== REQUIRED TASK ==
Look at each line of the records and count those with "this" in them. Please answer with the count alone.

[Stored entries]
★ ★ ★ ★ ★ ★ ★

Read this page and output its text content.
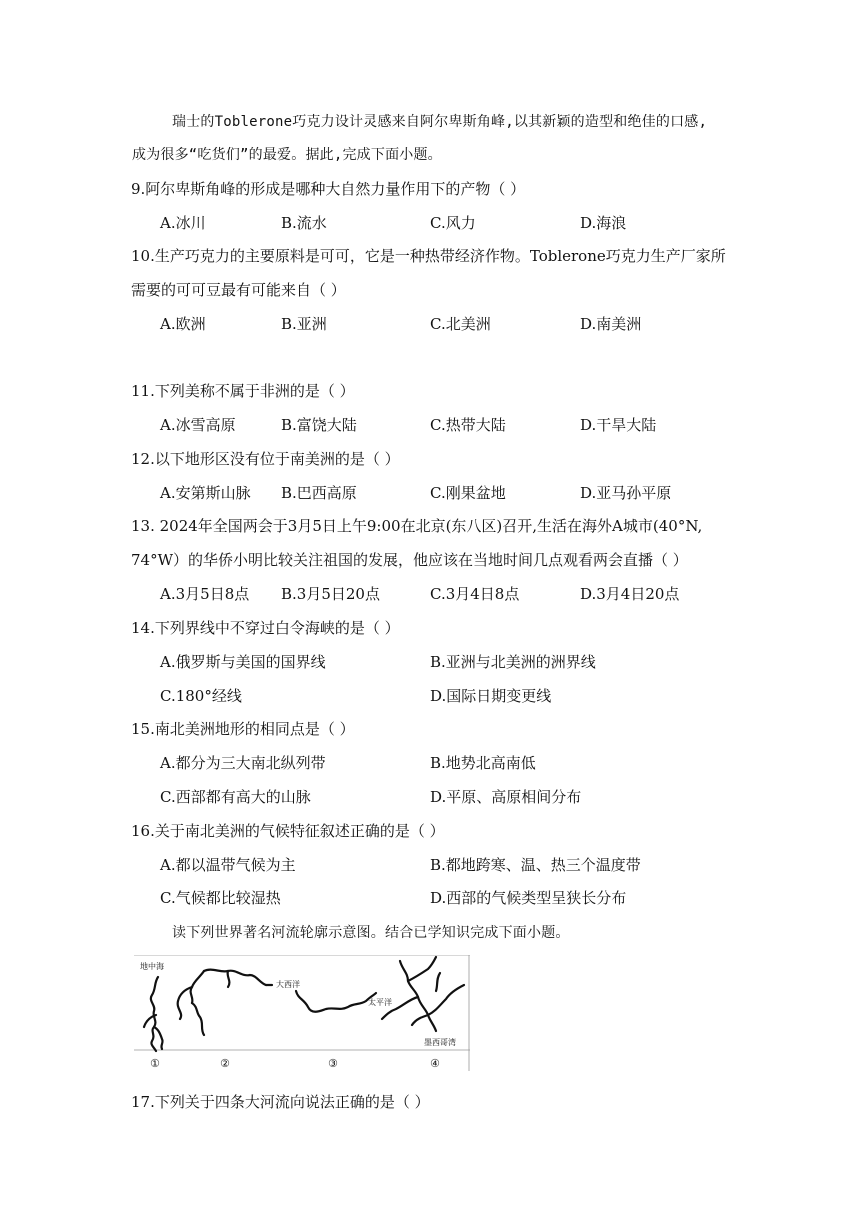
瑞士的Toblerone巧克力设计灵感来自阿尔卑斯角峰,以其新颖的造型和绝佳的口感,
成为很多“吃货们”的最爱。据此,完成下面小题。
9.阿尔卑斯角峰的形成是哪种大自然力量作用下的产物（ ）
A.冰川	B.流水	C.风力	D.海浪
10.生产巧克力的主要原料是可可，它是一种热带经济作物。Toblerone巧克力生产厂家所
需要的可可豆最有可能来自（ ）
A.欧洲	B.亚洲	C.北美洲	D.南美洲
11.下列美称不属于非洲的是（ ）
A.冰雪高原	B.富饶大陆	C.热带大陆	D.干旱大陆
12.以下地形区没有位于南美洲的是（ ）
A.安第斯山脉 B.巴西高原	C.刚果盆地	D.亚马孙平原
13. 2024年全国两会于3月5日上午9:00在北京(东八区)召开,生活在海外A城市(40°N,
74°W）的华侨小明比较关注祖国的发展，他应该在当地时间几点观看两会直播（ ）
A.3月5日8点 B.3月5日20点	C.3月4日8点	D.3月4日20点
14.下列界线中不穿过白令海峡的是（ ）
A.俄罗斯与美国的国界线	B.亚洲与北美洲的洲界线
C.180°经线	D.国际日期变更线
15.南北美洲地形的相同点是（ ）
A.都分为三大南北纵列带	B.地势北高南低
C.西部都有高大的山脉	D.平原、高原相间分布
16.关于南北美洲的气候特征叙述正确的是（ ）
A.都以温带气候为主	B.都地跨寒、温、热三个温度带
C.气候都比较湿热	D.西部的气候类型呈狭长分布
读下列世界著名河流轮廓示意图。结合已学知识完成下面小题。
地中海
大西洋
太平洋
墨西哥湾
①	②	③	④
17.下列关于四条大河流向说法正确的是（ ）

★ ★ ★ ★ ★ ★ ★

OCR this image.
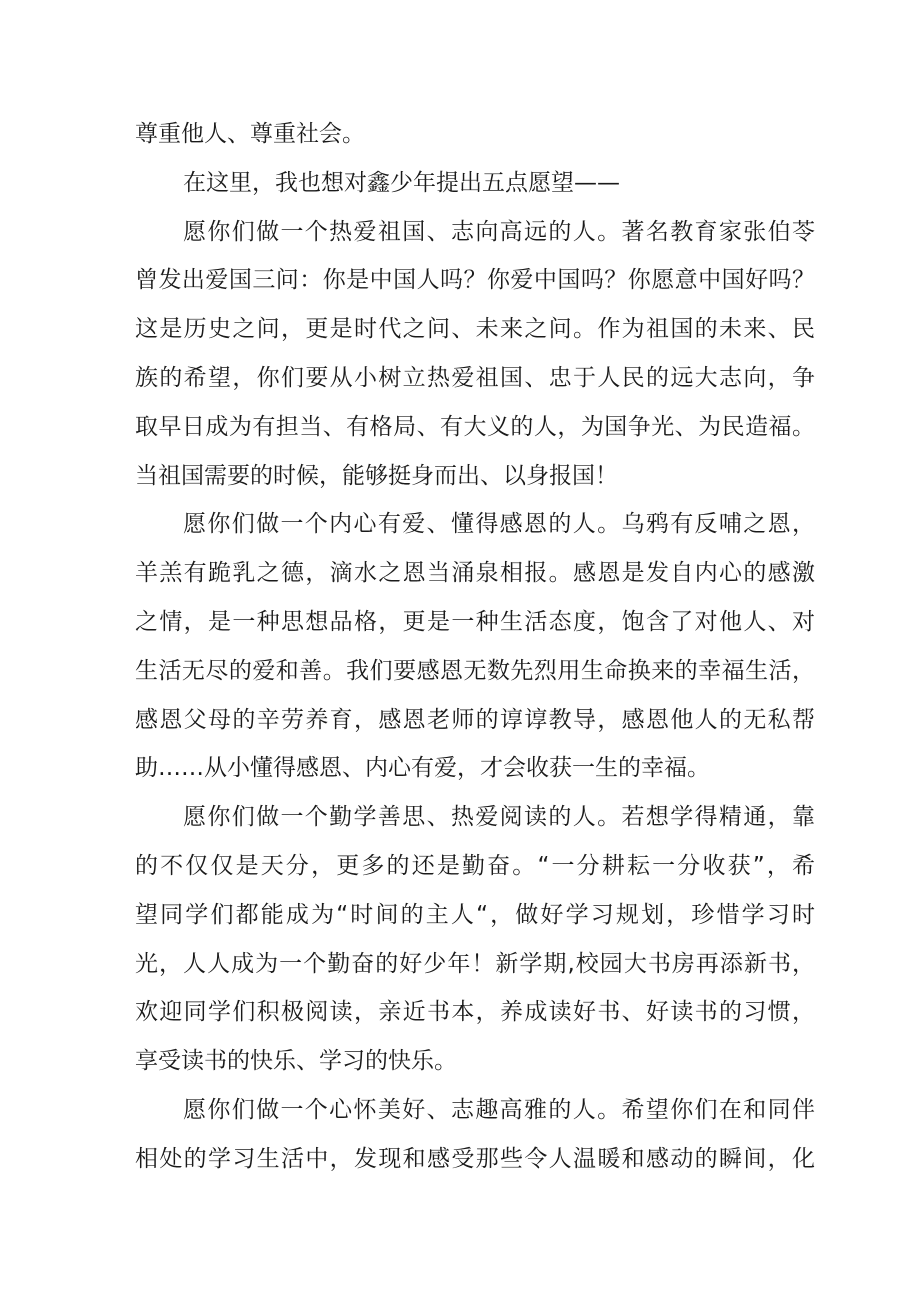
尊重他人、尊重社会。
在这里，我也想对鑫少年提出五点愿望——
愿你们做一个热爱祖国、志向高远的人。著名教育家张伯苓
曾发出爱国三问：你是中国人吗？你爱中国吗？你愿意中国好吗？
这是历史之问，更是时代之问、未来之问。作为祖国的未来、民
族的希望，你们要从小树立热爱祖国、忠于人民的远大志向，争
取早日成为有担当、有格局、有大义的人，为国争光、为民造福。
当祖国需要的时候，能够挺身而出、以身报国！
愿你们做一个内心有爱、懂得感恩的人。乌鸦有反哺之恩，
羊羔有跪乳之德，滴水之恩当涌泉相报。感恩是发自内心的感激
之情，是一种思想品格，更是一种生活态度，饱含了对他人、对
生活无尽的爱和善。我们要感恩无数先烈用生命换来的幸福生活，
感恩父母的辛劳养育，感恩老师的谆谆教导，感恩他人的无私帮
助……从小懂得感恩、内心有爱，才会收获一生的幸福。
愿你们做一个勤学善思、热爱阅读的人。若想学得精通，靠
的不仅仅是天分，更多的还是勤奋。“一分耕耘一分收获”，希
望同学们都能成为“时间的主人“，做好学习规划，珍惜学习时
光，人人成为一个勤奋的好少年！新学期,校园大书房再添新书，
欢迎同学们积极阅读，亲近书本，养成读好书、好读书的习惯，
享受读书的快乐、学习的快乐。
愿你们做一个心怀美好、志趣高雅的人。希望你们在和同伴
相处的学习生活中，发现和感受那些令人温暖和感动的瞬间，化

★ ★ ★ ★ ★ ★ ★

== EXERCISE OUTPUT ==
2